WHAT TO PRODUCE:
Scan the entries below and extract each line with the word "Capriole" in it.

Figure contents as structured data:
-- -- --

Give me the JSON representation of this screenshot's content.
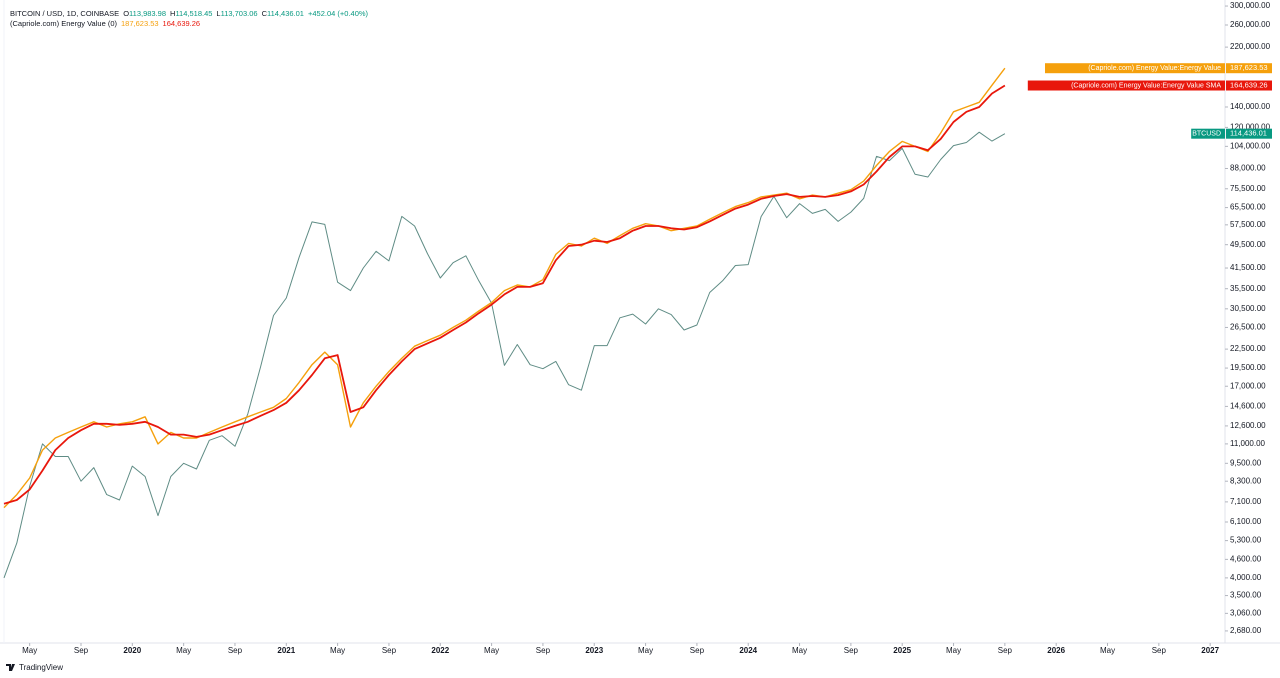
{
  "header": {
    "symbol": "BITCOIN / USD, 1D, COINBASE",
    "ohlc": [
      {
        "label": "O",
        "value": "113,983.98"
      },
      {
        "label": "H",
        "value": "114,518.45"
      },
      {
        "label": "L",
        "value": "113,703.06"
      },
      {
        "label": "C",
        "value": "114,436.01"
      }
    ],
    "change": "+452.04 (+0.40%)",
    "indicator": "(Capriole.com) Energy Value (0)",
    "indicator_values": [
      "187,623.53",
      "164,639.26"
    ]
  },
  "branding": "TradingView",
  "chart_data": {
    "type": "line",
    "log_scale": true,
    "x": [
      "2019-03",
      "2019-04",
      "2019-05",
      "2019-06",
      "2019-07",
      "2019-08",
      "2019-09",
      "2019-10",
      "2019-11",
      "2019-12",
      "2020-01",
      "2020-02",
      "2020-03",
      "2020-04",
      "2020-05",
      "2020-06",
      "2020-07",
      "2020-08",
      "2020-09",
      "2020-10",
      "2020-11",
      "2020-12",
      "2021-01",
      "2021-02",
      "2021-03",
      "2021-04",
      "2021-05",
      "2021-06",
      "2021-07",
      "2021-08",
      "2021-09",
      "2021-10",
      "2021-11",
      "2021-12",
      "2022-01",
      "2022-02",
      "2022-03",
      "2022-04",
      "2022-05",
      "2022-06",
      "2022-07",
      "2022-08",
      "2022-09",
      "2022-10",
      "2022-11",
      "2022-12",
      "2023-01",
      "2023-02",
      "2023-03",
      "2023-04",
      "2023-05",
      "2023-06",
      "2023-07",
      "2023-08",
      "2023-09",
      "2023-10",
      "2023-11",
      "2023-12",
      "2024-01",
      "2024-02",
      "2024-03",
      "2024-04",
      "2024-05",
      "2024-06",
      "2024-07",
      "2024-08",
      "2024-09",
      "2024-10",
      "2024-11",
      "2024-12",
      "2025-01",
      "2025-02",
      "2025-03",
      "2025-04",
      "2025-05",
      "2025-06",
      "2025-07",
      "2025-08",
      "2025-09"
    ],
    "series": [
      {
        "name": "(Capriole.com) Energy Value:Energy Value",
        "color": "#f5a00c",
        "width": 1.4,
        "last_label": "187,623.53",
        "values": [
          6800,
          7500,
          8500,
          10500,
          11500,
          12000,
          12500,
          13000,
          12500,
          12800,
          13000,
          13500,
          11000,
          12000,
          11500,
          11500,
          12000,
          12500,
          13000,
          13500,
          14000,
          14500,
          15500,
          17500,
          20000,
          22000,
          20000,
          12500,
          15000,
          17000,
          19000,
          21000,
          23000,
          24000,
          25000,
          26500,
          28000,
          30000,
          32000,
          35000,
          36500,
          36000,
          38000,
          46000,
          50000,
          49000,
          52000,
          50000,
          53000,
          56000,
          58000,
          57000,
          55000,
          56000,
          57000,
          60000,
          63000,
          66000,
          68000,
          71000,
          72000,
          73000,
          70000,
          72000,
          71000,
          73000,
          75000,
          80000,
          90000,
          100000,
          108000,
          104000,
          100000,
          115000,
          135000,
          140000,
          145000,
          165000,
          187623.53
        ]
      },
      {
        "name": "(Capriole.com) Energy Value:Energy Value SMA",
        "color": "#e8170c",
        "width": 1.8,
        "last_label": "164,639.26",
        "values": [
          7000,
          7200,
          7800,
          9000,
          10500,
          11500,
          12200,
          12800,
          12800,
          12700,
          12800,
          13000,
          12500,
          11800,
          11800,
          11600,
          11800,
          12200,
          12600,
          13000,
          13600,
          14200,
          15000,
          16500,
          18500,
          21000,
          21500,
          14000,
          14500,
          16500,
          18500,
          20500,
          22500,
          23500,
          24500,
          26000,
          27500,
          29500,
          31500,
          34000,
          36000,
          36000,
          37000,
          44000,
          49000,
          49500,
          51000,
          50500,
          52000,
          55000,
          57000,
          57000,
          56000,
          55500,
          56500,
          59000,
          62000,
          65000,
          67000,
          70000,
          71500,
          72500,
          71000,
          71500,
          71000,
          72000,
          74000,
          78000,
          86000,
          96000,
          104000,
          104000,
          101000,
          110000,
          125000,
          135000,
          140000,
          155000,
          164639.26
        ]
      },
      {
        "name": "BTCUSD",
        "color": "#5f8c85",
        "tag_color": "#089981",
        "width": 1,
        "last_label": "114,436.01",
        "values": [
          4000,
          5200,
          8000,
          11000,
          10000,
          10000,
          8300,
          9200,
          7500,
          7200,
          9300,
          8600,
          6400,
          8600,
          9500,
          9100,
          11300,
          11700,
          10800,
          13800,
          19700,
          29000,
          33100,
          45000,
          58800,
          57700,
          37300,
          35000,
          41500,
          47100,
          43800,
          61300,
          57000,
          46300,
          38500,
          43200,
          45500,
          37700,
          31800,
          19900,
          23300,
          20000,
          19400,
          20500,
          17200,
          16500,
          23100,
          23100,
          28500,
          29300,
          27200,
          30500,
          29200,
          26000,
          27000,
          34500,
          37700,
          42300,
          42600,
          61200,
          71300,
          60700,
          67500,
          62700,
          64600,
          59000,
          63300,
          70200,
          96400,
          93400,
          102400,
          84300,
          82500,
          94200,
          104600,
          107100,
          115700,
          108200,
          114436.01
        ]
      }
    ],
    "xlim": [
      "2019-03",
      "2027-02"
    ],
    "xticks": [
      {
        "value": "2019-05",
        "label": "May"
      },
      {
        "value": "2019-09",
        "label": "Sep"
      },
      {
        "value": "2020-01",
        "label": "2020"
      },
      {
        "value": "2020-05",
        "label": "May"
      },
      {
        "value": "2020-09",
        "label": "Sep"
      },
      {
        "value": "2021-01",
        "label": "2021"
      },
      {
        "value": "2021-05",
        "label": "May"
      },
      {
        "value": "2021-09",
        "label": "Sep"
      },
      {
        "value": "2022-01",
        "label": "2022"
      },
      {
        "value": "2022-05",
        "label": "May"
      },
      {
        "value": "2022-09",
        "label": "Sep"
      },
      {
        "value": "2023-01",
        "label": "2023"
      },
      {
        "value": "2023-05",
        "label": "May"
      },
      {
        "value": "2023-09",
        "label": "Sep"
      },
      {
        "value": "2024-01",
        "label": "2024"
      },
      {
        "value": "2024-05",
        "label": "May"
      },
      {
        "value": "2024-09",
        "label": "Sep"
      },
      {
        "value": "2025-01",
        "label": "2025"
      },
      {
        "value": "2025-05",
        "label": "May"
      },
      {
        "value": "2025-09",
        "label": "Sep"
      },
      {
        "value": "2026-01",
        "label": "2026"
      },
      {
        "value": "2026-05",
        "label": "May"
      },
      {
        "value": "2026-09",
        "label": "Sep"
      },
      {
        "value": "2027-01",
        "label": "2027"
      }
    ],
    "ylim": [
      2465,
      314000
    ],
    "yticks": [
      {
        "value": 300000,
        "label": "300,000.00"
      },
      {
        "value": 260000,
        "label": "260,000.00"
      },
      {
        "value": 220000,
        "label": "220,000.00"
      },
      {
        "value": 140000,
        "label": "140,000.00"
      },
      {
        "value": 120000,
        "label": "120,000.00"
      },
      {
        "value": 104000,
        "label": "104,000.00"
      },
      {
        "value": 88000,
        "label": "88,000.00"
      },
      {
        "value": 75500,
        "label": "75,500.00"
      },
      {
        "value": 65500,
        "label": "65,500.00"
      },
      {
        "value": 57500,
        "label": "57,500.00"
      },
      {
        "value": 49500,
        "label": "49,500.00"
      },
      {
        "value": 41500,
        "label": "41,500.00"
      },
      {
        "value": 35500,
        "label": "35,500.00"
      },
      {
        "value": 30500,
        "label": "30,500.00"
      },
      {
        "value": 26500,
        "label": "26,500.00"
      },
      {
        "value": 22500,
        "label": "22,500.00"
      },
      {
        "value": 19500,
        "label": "19,500.00"
      },
      {
        "value": 17000,
        "label": "17,000.00"
      },
      {
        "value": 14600,
        "label": "14,600.00"
      },
      {
        "value": 12600,
        "label": "12,600.00"
      },
      {
        "value": 11000,
        "label": "11,000.00"
      },
      {
        "value": 9500,
        "label": "9,500.00"
      },
      {
        "value": 8300,
        "label": "8,300.00"
      },
      {
        "value": 7100,
        "label": "7,100.00"
      },
      {
        "value": 6100,
        "label": "6,100.00"
      },
      {
        "value": 5300,
        "label": "5,300.00"
      },
      {
        "value": 4600,
        "label": "4,600.00"
      },
      {
        "value": 4000,
        "label": "4,000.00"
      },
      {
        "value": 3500,
        "label": "3,500.00"
      },
      {
        "value": 3060,
        "label": "3,060.00"
      },
      {
        "value": 2680,
        "label": "2,680.00"
      }
    ],
    "grid": false
  }
}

-- -- --

RESPONSE TO THE EXERCISE:
    "indicator": "(Capriole.com) Energy Value (0)",
        "name": "(Capriole.com) Energy Value:Energy Value",
        "name": "(Capriole.com) Energy Value:Energy Value SMA",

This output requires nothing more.